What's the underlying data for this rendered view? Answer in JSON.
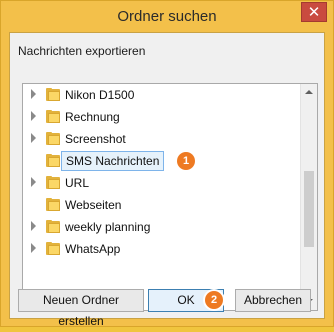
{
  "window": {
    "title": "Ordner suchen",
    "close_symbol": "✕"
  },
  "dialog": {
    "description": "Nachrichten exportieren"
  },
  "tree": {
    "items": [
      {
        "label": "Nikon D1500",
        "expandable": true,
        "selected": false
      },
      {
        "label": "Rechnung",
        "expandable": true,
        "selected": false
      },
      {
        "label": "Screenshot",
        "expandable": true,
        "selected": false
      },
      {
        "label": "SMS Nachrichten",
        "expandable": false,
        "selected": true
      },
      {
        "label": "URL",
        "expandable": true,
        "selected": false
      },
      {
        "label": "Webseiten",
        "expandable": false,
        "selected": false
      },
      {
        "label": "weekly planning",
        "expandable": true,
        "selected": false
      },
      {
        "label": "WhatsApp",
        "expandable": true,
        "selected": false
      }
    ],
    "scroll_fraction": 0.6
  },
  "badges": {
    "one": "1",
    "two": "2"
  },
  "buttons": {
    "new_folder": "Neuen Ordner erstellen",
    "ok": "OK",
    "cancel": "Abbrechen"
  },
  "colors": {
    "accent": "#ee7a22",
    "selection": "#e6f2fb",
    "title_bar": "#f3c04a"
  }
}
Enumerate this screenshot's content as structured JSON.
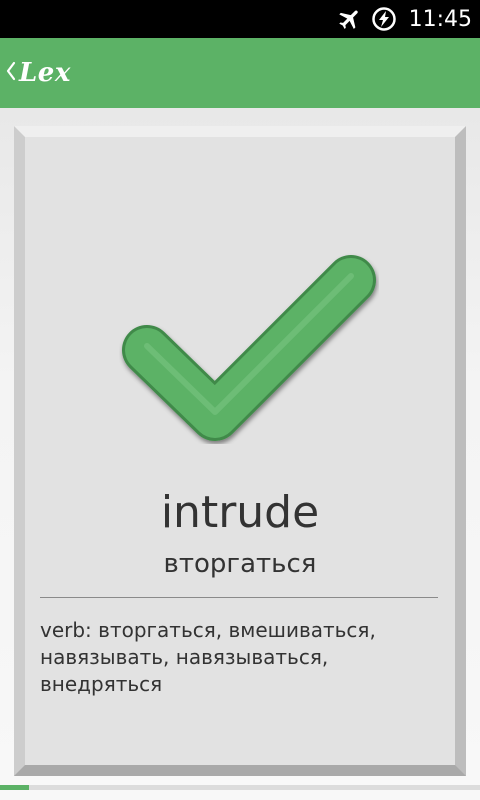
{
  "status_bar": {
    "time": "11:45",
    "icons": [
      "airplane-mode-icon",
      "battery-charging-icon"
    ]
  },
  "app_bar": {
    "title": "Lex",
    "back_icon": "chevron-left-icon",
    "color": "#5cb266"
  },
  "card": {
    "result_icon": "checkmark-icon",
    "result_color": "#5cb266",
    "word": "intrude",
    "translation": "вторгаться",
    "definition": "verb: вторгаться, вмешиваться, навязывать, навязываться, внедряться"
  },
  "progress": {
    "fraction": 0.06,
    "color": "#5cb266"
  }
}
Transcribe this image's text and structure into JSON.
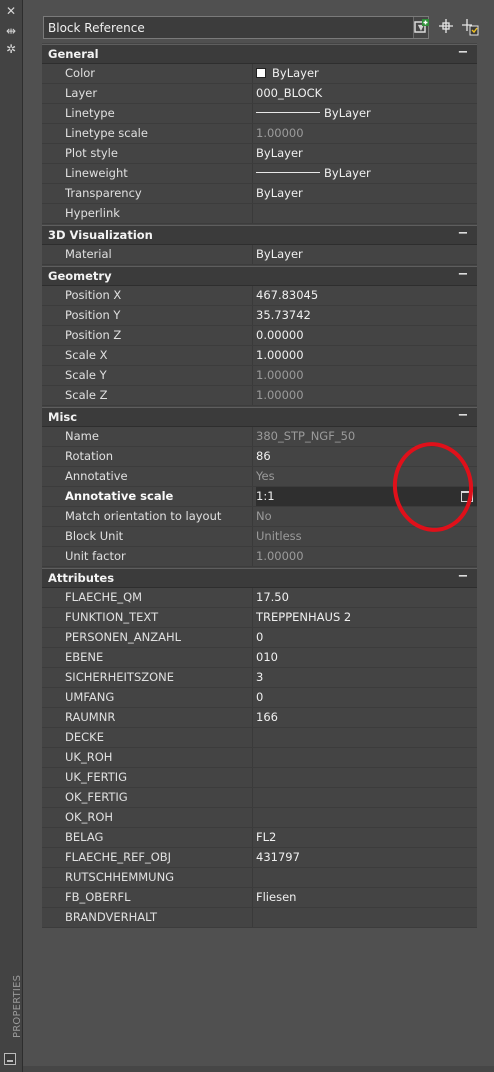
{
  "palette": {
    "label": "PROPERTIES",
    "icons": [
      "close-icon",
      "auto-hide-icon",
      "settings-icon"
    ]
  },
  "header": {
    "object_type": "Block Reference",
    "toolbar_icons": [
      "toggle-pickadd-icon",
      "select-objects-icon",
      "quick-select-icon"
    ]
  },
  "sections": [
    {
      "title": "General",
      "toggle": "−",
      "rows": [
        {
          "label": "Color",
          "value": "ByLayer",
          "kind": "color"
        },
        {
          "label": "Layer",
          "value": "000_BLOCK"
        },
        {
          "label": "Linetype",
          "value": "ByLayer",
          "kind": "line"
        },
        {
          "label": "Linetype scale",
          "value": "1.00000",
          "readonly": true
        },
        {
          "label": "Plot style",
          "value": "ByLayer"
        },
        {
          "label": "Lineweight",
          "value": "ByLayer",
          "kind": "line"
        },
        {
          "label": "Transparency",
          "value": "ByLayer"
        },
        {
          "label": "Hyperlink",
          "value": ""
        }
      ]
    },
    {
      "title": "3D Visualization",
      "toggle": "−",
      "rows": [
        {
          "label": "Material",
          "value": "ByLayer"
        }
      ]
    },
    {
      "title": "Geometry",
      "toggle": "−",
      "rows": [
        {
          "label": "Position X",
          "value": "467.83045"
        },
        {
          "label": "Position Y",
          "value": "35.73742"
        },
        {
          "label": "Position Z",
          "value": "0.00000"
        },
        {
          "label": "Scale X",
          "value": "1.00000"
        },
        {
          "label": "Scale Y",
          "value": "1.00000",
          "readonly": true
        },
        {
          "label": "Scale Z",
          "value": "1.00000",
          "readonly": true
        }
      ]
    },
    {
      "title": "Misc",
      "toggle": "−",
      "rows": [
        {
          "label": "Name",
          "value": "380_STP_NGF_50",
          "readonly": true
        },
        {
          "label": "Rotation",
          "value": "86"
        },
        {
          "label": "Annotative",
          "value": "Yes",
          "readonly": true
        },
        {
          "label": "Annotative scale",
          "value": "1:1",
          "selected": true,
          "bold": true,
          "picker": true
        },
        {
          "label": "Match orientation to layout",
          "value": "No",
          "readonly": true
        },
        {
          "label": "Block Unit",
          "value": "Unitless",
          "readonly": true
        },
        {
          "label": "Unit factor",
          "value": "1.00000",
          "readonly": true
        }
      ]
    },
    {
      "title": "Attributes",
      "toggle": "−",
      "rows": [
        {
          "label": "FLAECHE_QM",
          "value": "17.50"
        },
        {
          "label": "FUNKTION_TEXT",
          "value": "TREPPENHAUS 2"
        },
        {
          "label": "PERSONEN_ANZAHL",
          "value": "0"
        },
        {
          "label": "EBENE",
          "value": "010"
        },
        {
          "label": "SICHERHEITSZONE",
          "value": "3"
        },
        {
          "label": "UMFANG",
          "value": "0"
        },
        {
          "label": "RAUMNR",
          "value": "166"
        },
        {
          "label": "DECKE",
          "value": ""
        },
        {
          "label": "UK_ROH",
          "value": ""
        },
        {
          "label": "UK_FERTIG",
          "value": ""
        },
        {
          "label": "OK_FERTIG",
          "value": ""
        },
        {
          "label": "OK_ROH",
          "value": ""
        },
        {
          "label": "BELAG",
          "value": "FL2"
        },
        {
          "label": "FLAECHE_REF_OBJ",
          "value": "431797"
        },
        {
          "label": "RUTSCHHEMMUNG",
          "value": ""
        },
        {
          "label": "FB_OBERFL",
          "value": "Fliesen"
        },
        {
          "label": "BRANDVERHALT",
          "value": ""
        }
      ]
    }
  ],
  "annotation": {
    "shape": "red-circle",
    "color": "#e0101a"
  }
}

========================================

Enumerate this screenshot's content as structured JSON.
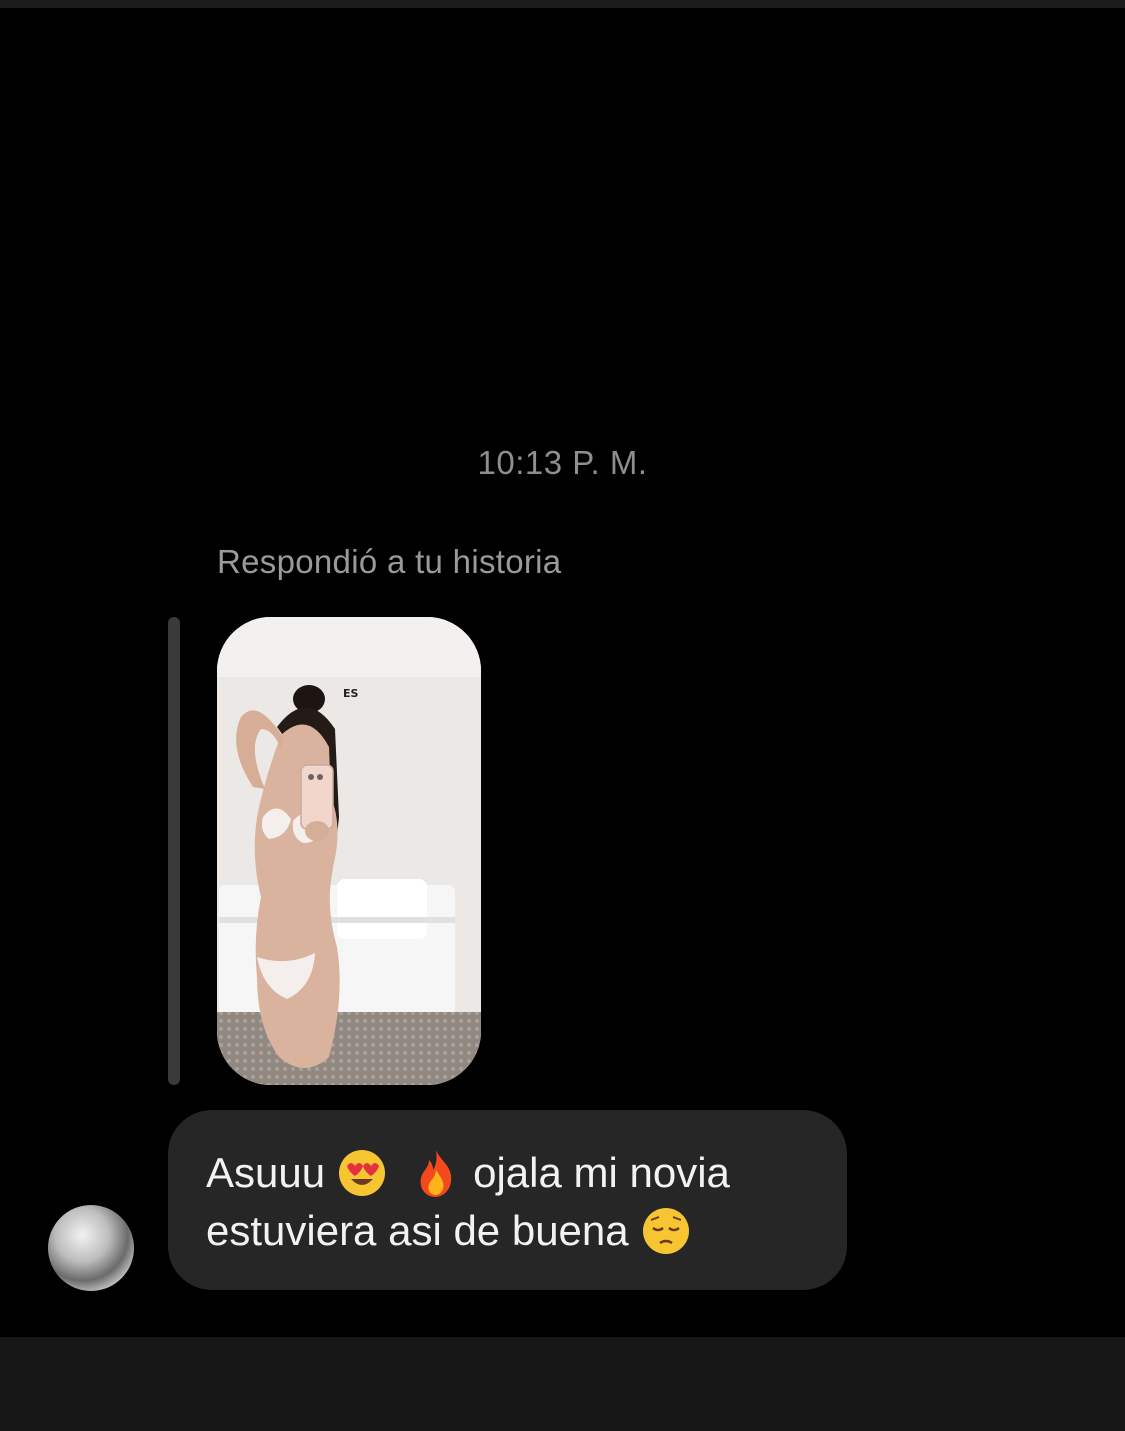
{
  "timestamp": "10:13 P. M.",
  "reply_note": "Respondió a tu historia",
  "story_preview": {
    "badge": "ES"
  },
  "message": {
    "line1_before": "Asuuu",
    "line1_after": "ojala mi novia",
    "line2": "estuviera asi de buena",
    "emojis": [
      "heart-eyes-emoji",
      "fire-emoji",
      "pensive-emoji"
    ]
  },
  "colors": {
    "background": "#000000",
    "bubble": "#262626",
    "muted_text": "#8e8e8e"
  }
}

========================================

**REQUIRED WORK:**
Write out every line of the preceding listing that contains "вторгаться".

**WRITTEN REPLY:**
    "translation": "вторгаться",
    "definition": "verb: вторгаться, вмешиваться, навязывать, навязываться, внедряться"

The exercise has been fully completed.